## BEGIN

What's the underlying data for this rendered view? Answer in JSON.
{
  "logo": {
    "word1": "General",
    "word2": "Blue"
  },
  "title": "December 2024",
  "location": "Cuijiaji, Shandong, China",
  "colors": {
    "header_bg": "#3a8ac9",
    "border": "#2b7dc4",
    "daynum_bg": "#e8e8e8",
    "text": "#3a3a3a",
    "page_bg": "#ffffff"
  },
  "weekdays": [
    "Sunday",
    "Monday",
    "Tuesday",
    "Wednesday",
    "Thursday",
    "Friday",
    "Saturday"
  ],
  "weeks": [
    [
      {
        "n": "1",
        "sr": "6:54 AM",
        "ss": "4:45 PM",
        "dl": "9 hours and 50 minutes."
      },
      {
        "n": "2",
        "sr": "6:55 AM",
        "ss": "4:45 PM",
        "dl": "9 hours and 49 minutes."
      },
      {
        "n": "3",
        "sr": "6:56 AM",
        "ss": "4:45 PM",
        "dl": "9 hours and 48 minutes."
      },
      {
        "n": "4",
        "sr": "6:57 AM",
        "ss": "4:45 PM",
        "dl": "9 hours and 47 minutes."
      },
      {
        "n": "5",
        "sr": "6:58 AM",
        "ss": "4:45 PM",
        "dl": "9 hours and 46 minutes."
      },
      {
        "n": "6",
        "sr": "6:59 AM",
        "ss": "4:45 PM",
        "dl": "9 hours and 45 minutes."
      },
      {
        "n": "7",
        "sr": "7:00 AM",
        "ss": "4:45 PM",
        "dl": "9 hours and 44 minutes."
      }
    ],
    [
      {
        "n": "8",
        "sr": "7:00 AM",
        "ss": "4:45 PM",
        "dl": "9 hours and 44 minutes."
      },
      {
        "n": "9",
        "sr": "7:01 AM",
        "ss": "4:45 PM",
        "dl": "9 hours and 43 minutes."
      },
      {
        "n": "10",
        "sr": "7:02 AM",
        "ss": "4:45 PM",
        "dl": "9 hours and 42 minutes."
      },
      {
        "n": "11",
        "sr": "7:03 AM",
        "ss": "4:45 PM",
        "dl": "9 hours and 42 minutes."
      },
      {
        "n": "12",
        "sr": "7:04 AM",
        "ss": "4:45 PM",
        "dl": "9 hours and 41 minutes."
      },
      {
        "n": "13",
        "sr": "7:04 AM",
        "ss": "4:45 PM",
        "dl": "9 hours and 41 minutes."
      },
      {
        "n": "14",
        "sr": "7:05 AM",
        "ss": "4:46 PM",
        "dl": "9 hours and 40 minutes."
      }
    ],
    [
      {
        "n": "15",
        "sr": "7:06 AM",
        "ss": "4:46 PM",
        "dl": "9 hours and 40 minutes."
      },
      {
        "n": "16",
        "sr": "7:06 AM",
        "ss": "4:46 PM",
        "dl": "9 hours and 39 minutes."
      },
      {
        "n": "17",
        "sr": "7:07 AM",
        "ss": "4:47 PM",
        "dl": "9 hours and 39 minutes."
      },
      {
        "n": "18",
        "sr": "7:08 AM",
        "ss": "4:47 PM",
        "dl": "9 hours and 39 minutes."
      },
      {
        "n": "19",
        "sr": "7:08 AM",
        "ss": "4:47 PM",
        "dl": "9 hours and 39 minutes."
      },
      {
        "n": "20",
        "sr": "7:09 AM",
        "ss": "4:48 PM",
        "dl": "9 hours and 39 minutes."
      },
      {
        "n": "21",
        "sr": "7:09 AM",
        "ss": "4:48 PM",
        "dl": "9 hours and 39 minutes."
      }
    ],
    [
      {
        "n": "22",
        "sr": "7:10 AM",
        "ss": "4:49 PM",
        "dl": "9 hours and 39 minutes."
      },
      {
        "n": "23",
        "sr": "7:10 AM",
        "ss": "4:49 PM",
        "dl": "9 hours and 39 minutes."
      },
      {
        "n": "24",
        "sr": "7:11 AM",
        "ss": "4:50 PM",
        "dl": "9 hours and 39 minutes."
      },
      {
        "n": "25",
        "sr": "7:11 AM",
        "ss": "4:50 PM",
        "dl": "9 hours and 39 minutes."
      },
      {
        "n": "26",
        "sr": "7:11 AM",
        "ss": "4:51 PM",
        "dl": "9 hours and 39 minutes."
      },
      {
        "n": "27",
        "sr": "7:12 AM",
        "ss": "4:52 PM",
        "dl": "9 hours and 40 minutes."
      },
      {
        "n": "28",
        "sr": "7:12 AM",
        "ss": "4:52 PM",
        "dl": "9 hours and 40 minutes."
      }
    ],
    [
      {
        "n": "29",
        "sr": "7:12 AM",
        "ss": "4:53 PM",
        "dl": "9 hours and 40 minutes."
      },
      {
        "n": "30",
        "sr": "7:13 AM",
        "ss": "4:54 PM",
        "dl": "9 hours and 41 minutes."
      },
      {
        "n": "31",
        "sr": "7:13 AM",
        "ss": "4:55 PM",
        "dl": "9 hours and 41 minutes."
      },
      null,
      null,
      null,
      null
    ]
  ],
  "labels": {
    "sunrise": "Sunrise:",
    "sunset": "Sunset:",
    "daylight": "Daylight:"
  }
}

## END

Write out the records above again, keeping each one identical to the original.

## Exercise result
What's the underlying data for this rendered view? Answer in JSON.
{
  "logo": {
    "word1": "General",
    "word2": "Blue"
  },
  "title": "December 2024",
  "location": "Cuijiaji, Shandong, China",
  "colors": {
    "header_bg": "#3a8ac9",
    "border": "#2b7dc4",
    "daynum_bg": "#e8e8e8",
    "text": "#3a3a3a",
    "page_bg": "#ffffff"
  },
  "weekdays": [
    "Sunday",
    "Monday",
    "Tuesday",
    "Wednesday",
    "Thursday",
    "Friday",
    "Saturday"
  ],
  "weeks": [
    [
      {
        "n": "1",
        "sr": "6:54 AM",
        "ss": "4:45 PM",
        "dl": "9 hours and 50 minutes."
      },
      {
        "n": "2",
        "sr": "6:55 AM",
        "ss": "4:45 PM",
        "dl": "9 hours and 49 minutes."
      },
      {
        "n": "3",
        "sr": "6:56 AM",
        "ss": "4:45 PM",
        "dl": "9 hours and 48 minutes."
      },
      {
        "n": "4",
        "sr": "6:57 AM",
        "ss": "4:45 PM",
        "dl": "9 hours and 47 minutes."
      },
      {
        "n": "5",
        "sr": "6:58 AM",
        "ss": "4:45 PM",
        "dl": "9 hours and 46 minutes."
      },
      {
        "n": "6",
        "sr": "6:59 AM",
        "ss": "4:45 PM",
        "dl": "9 hours and 45 minutes."
      },
      {
        "n": "7",
        "sr": "7:00 AM",
        "ss": "4:45 PM",
        "dl": "9 hours and 44 minutes."
      }
    ],
    [
      {
        "n": "8",
        "sr": "7:00 AM",
        "ss": "4:45 PM",
        "dl": "9 hours and 44 minutes."
      },
      {
        "n": "9",
        "sr": "7:01 AM",
        "ss": "4:45 PM",
        "dl": "9 hours and 43 minutes."
      },
      {
        "n": "10",
        "sr": "7:02 AM",
        "ss": "4:45 PM",
        "dl": "9 hours and 42 minutes."
      },
      {
        "n": "11",
        "sr": "7:03 AM",
        "ss": "4:45 PM",
        "dl": "9 hours and 42 minutes."
      },
      {
        "n": "12",
        "sr": "7:04 AM",
        "ss": "4:45 PM",
        "dl": "9 hours and 41 minutes."
      },
      {
        "n": "13",
        "sr": "7:04 AM",
        "ss": "4:45 PM",
        "dl": "9 hours and 41 minutes."
      },
      {
        "n": "14",
        "sr": "7:05 AM",
        "ss": "4:46 PM",
        "dl": "9 hours and 40 minutes."
      }
    ],
    [
      {
        "n": "15",
        "sr": "7:06 AM",
        "ss": "4:46 PM",
        "dl": "9 hours and 40 minutes."
      },
      {
        "n": "16",
        "sr": "7:06 AM",
        "ss": "4:46 PM",
        "dl": "9 hours and 39 minutes."
      },
      {
        "n": "17",
        "sr": "7:07 AM",
        "ss": "4:47 PM",
        "dl": "9 hours and 39 minutes."
      },
      {
        "n": "18",
        "sr": "7:08 AM",
        "ss": "4:47 PM",
        "dl": "9 hours and 39 minutes."
      },
      {
        "n": "19",
        "sr": "7:08 AM",
        "ss": "4:47 PM",
        "dl": "9 hours and 39 minutes."
      },
      {
        "n": "20",
        "sr": "7:09 AM",
        "ss": "4:48 PM",
        "dl": "9 hours and 39 minutes."
      },
      {
        "n": "21",
        "sr": "7:09 AM",
        "ss": "4:48 PM",
        "dl": "9 hours and 39 minutes."
      }
    ],
    [
      {
        "n": "22",
        "sr": "7:10 AM",
        "ss": "4:49 PM",
        "dl": "9 hours and 39 minutes."
      },
      {
        "n": "23",
        "sr": "7:10 AM",
        "ss": "4:49 PM",
        "dl": "9 hours and 39 minutes."
      },
      {
        "n": "24",
        "sr": "7:11 AM",
        "ss": "4:50 PM",
        "dl": "9 hours and 39 minutes."
      },
      {
        "n": "25",
        "sr": "7:11 AM",
        "ss": "4:50 PM",
        "dl": "9 hours and 39 minutes."
      },
      {
        "n": "26",
        "sr": "7:11 AM",
        "ss": "4:51 PM",
        "dl": "9 hours and 39 minutes."
      },
      {
        "n": "27",
        "sr": "7:12 AM",
        "ss": "4:52 PM",
        "dl": "9 hours and 40 minutes."
      },
      {
        "n": "28",
        "sr": "7:12 AM",
        "ss": "4:52 PM",
        "dl": "9 hours and 40 minutes."
      }
    ],
    [
      {
        "n": "29",
        "sr": "7:12 AM",
        "ss": "4:53 PM",
        "dl": "9 hours and 40 minutes."
      },
      {
        "n": "30",
        "sr": "7:13 AM",
        "ss": "4:54 PM",
        "dl": "9 hours and 41 minutes."
      },
      {
        "n": "31",
        "sr": "7:13 AM",
        "ss": "4:55 PM",
        "dl": "9 hours and 41 minutes."
      },
      null,
      null,
      null,
      null
    ]
  ],
  "labels": {
    "sunrise": "Sunrise:",
    "sunset": "Sunset:",
    "daylight": "Daylight:"
  }
}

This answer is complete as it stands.